→ **Extracted records**:
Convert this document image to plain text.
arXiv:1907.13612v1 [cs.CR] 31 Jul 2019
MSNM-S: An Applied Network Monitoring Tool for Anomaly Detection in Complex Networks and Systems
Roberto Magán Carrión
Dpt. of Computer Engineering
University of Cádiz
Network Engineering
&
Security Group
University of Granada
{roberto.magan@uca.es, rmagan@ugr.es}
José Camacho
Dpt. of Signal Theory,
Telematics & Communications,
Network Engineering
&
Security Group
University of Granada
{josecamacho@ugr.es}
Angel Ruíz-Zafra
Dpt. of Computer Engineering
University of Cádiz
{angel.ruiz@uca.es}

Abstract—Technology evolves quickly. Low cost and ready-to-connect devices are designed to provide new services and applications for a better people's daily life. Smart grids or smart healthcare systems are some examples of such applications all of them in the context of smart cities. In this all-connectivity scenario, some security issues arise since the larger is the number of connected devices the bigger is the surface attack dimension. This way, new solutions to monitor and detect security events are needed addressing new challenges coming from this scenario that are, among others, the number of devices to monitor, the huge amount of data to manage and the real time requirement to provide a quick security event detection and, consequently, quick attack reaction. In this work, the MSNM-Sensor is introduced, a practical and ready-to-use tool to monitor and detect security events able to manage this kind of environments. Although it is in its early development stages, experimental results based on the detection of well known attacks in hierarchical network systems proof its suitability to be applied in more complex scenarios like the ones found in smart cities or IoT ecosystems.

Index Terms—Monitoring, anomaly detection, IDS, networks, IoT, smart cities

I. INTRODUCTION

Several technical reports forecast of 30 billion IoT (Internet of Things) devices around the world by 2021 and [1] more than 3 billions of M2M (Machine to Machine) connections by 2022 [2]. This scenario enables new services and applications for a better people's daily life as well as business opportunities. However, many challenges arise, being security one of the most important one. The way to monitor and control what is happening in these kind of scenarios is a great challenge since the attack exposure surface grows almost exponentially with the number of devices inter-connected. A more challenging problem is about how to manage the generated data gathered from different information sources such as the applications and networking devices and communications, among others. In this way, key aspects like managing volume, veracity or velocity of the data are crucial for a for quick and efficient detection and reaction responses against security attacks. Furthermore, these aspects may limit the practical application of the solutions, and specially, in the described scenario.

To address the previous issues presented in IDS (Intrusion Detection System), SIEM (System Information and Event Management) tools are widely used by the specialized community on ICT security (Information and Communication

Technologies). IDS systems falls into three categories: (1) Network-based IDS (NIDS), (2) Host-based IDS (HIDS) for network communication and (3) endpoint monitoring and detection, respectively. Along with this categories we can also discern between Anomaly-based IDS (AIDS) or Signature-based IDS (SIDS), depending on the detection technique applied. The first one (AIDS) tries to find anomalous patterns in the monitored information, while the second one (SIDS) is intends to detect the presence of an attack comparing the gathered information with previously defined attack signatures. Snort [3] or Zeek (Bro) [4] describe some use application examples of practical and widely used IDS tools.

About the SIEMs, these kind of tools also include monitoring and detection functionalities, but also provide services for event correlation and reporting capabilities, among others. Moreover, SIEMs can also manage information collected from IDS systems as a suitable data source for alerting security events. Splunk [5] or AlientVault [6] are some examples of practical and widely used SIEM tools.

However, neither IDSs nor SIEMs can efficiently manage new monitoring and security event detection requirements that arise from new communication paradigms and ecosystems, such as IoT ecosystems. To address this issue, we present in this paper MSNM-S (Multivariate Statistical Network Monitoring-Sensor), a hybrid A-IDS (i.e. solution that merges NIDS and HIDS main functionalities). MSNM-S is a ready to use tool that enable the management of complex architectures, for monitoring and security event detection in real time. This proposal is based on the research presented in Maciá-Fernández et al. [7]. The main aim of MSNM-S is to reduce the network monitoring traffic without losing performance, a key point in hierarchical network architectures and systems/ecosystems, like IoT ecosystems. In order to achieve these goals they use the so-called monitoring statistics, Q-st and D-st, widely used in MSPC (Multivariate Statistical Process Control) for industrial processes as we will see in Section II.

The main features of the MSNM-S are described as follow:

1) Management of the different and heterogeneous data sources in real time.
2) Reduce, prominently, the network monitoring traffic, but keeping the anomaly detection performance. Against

→ **Required work**: Output the lines above verbatim and in full.

→ **Solution to the problem**:
Convert this document image to plain text.
arXiv:1907.13612v1 [cs.CR] 31 Jul 2019
MSNM-S: An Applied Network Monitoring Tool for Anomaly Detection in Complex Networks and Systems
Roberto Magán Carrión
Dpt. of Computer Engineering
University of Cádiz
Network Engineering
&
Security Group
University of Granada
{roberto.magan@uca.es, rmagan@ugr.es}
José Camacho
Dpt. of Signal Theory,
Telematics & Communications,
Network Engineering
&
Security Group
University of Granada
{josecamacho@ugr.es}
Angel Ruíz-Zafra
Dpt. of Computer Engineering
University of Cádiz
{angel.ruiz@uca.es}

Abstract—Technology evolves quickly. Low cost and ready-to-connect devices are designed to provide new services and applications for a better people's daily life. Smart grids or smart healthcare systems are some examples of such applications all of them in the context of smart cities. In this all-connectivity scenario, some security issues arise since the larger is the number of connected devices the bigger is the surface attack dimension. This way, new solutions to monitor and detect security events are needed addressing new challenges coming from this scenario that are, among others, the number of devices to monitor, the huge amount of data to manage and the real time requirement to provide a quick security event detection and, consequently, quick attack reaction. In this work, the MSNM-Sensor is introduced, a practical and ready-to-use tool to monitor and detect security events able to manage this kind of environments. Although it is in its early development stages, experimental results based on the detection of well known attacks in hierarchical network systems proof its suitability to be applied in more complex scenarios like the ones found in smart cities or IoT ecosystems.

Index Terms—Monitoring, anomaly detection, IDS, networks, IoT, smart cities

I. INTRODUCTION

Several technical reports forecast of 30 billion IoT (Internet of Things) devices around the world by 2021 and [1] more than 3 billions of M2M (Machine to Machine) connections by 2022 [2]. This scenario enables new services and applications for a better people's daily life as well as business opportunities. However, many challenges arise, being security one of the most important one. The way to monitor and control what is happening in these kind of scenarios is a great challenge since the attack exposure surface grows almost exponentially with the number of devices inter-connected. A more challenging problem is about how to manage the generated data gathered from different information sources such as the applications and networking devices and communications, among others. In this way, key aspects like managing volume, veracity or velocity of the data are crucial for a for quick and efficient detection and reaction responses against security attacks. Furthermore, these aspects may limit the practical application of the solutions, and specially, in the described scenario.

To address the previous issues presented in IDS (Intrusion Detection System), SIEM (System Information and Event Management) tools are widely used by the specialized community on ICT security (Information and Communication

Technologies). IDS systems falls into three categories: (1) Network-based IDS (NIDS), (2) Host-based IDS (HIDS) for network communication and (3) endpoint monitoring and detection, respectively. Along with this categories we can also discern between Anomaly-based IDS (AIDS) or Signature-based IDS (SIDS), depending on the detection technique applied. The first one (AIDS) tries to find anomalous patterns in the monitored information, while the second one (SIDS) is intends to detect the presence of an attack comparing the gathered information with previously defined attack signatures. Snort [3] or Zeek (Bro) [4] describe some use application examples of practical and widely used IDS tools.

About the SIEMs, these kind of tools also include monitoring and detection functionalities, but also provide services for event correlation and reporting capabilities, among others. Moreover, SIEMs can also manage information collected from IDS systems as a suitable data source for alerting security events. Splunk [5] or AlientVault [6] are some examples of practical and widely used SIEM tools.

However, neither IDSs nor SIEMs can efficiently manage new monitoring and security event detection requirements that arise from new communication paradigms and ecosystems, such as IoT ecosystems. To address this issue, we present in this paper MSNM-S (Multivariate Statistical Network Monitoring-Sensor), a hybrid A-IDS (i.e. solution that merges NIDS and HIDS main functionalities). MSNM-S is a ready to use tool that enable the management of complex architectures, for monitoring and security event detection in real time. This proposal is based on the research presented in Maciá-Fernández et al. [7]. The main aim of MSNM-S is to reduce the network monitoring traffic without losing performance, a key point in hierarchical network architectures and systems/ecosystems, like IoT ecosystems. In order to achieve these goals they use the so-called monitoring statistics, Q-st and D-st, widely used in MSPC (Multivariate Statistical Process Control) for industrial processes as we will see in Section II.

The main features of the MSNM-S are described as follow:

1) Management of the different and heterogeneous data sources in real time.
2) Reduce, prominently, the network monitoring traffic, but keeping the anomaly detection performance. Against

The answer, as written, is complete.